§ **INFORMATION PROVIDED**
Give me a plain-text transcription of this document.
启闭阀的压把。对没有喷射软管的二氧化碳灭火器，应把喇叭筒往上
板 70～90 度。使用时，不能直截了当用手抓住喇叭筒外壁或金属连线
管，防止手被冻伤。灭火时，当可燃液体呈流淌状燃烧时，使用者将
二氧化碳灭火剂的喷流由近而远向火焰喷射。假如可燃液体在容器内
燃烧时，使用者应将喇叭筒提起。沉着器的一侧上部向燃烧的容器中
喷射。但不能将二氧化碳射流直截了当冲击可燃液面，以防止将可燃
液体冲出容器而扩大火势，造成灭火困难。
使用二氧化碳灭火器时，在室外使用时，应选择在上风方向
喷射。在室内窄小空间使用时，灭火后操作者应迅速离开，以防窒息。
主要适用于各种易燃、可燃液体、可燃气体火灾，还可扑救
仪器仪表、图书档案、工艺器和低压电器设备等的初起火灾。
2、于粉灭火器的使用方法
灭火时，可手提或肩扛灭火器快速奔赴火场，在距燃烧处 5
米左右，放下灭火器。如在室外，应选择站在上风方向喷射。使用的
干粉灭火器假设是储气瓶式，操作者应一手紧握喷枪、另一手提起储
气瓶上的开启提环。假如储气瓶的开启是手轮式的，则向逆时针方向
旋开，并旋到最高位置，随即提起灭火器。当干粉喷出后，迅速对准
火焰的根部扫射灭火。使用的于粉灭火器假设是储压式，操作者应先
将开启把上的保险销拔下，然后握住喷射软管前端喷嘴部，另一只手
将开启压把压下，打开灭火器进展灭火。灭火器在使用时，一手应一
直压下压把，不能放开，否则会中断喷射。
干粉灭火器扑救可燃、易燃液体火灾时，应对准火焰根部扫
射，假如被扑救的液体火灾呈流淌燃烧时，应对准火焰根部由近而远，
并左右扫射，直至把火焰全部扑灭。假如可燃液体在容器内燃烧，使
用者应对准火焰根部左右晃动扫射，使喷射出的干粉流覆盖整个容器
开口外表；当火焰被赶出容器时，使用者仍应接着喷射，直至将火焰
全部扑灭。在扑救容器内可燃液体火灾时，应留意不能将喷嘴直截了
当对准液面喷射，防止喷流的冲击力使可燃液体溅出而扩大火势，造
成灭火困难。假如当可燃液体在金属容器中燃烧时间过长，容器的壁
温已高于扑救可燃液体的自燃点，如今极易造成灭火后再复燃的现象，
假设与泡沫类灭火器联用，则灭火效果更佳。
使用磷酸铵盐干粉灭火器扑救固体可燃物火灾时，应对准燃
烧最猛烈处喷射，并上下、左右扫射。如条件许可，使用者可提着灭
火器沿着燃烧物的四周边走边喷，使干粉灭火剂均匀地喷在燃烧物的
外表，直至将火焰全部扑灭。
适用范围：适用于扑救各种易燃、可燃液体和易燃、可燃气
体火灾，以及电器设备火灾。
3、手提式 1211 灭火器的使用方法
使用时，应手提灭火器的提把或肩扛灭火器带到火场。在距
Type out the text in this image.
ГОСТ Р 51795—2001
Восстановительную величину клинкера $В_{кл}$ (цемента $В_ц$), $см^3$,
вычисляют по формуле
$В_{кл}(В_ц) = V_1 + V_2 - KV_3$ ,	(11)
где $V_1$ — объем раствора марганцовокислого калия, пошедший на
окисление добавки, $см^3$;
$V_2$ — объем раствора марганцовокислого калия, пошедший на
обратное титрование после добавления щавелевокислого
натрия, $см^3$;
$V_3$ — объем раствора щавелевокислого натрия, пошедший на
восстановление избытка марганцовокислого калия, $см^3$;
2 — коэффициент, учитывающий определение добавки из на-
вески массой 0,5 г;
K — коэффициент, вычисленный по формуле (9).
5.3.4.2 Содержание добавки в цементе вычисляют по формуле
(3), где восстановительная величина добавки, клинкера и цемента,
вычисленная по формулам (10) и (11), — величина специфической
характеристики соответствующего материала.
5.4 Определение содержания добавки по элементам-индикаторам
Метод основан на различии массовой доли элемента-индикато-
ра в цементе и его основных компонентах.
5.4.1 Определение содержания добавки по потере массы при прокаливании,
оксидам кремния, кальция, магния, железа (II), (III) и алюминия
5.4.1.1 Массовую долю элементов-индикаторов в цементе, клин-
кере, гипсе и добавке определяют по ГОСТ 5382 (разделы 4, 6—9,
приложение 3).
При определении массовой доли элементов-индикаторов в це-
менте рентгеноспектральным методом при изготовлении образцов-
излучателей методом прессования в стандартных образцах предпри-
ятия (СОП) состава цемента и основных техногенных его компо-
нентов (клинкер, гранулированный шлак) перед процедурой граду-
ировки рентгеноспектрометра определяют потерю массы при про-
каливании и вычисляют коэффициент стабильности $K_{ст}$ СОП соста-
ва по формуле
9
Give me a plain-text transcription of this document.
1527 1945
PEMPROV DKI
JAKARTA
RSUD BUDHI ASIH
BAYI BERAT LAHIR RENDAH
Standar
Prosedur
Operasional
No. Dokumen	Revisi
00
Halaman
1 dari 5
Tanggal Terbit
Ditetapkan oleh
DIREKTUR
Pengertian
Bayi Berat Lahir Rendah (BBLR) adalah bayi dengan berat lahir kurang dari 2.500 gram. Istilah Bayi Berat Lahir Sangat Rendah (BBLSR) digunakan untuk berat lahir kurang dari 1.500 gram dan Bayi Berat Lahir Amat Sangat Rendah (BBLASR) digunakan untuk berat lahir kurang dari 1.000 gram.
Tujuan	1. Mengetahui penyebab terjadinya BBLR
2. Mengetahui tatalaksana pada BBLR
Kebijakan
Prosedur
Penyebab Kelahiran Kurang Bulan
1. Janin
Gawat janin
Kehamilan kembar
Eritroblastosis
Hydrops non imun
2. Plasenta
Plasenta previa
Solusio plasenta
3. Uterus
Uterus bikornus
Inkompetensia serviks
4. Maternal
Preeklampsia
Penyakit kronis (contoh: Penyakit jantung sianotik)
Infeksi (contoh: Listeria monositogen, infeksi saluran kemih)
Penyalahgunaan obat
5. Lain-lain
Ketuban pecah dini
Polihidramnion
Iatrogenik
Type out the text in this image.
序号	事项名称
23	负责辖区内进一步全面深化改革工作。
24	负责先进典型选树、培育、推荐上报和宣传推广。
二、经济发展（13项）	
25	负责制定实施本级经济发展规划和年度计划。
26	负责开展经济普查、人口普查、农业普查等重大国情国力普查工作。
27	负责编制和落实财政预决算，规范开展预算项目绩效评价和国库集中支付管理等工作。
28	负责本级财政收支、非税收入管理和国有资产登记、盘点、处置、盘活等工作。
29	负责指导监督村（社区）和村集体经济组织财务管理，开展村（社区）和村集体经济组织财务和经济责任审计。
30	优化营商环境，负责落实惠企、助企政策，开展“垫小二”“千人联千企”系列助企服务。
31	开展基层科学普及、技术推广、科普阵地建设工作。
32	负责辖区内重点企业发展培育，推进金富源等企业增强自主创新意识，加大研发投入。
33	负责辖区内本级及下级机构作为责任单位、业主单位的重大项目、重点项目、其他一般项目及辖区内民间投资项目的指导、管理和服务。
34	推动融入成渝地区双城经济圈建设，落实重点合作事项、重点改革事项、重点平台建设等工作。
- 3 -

§ **GIVEN PROBLEM**
Copy every single line of the material above that holds "элементов".

§ **OUTPUT FOR THIS EXERCISE**
5.4.1.1 Массовую долю элементов-индикаторов в цементе, клин-
При определении массовой доли элементов-индикаторов в це-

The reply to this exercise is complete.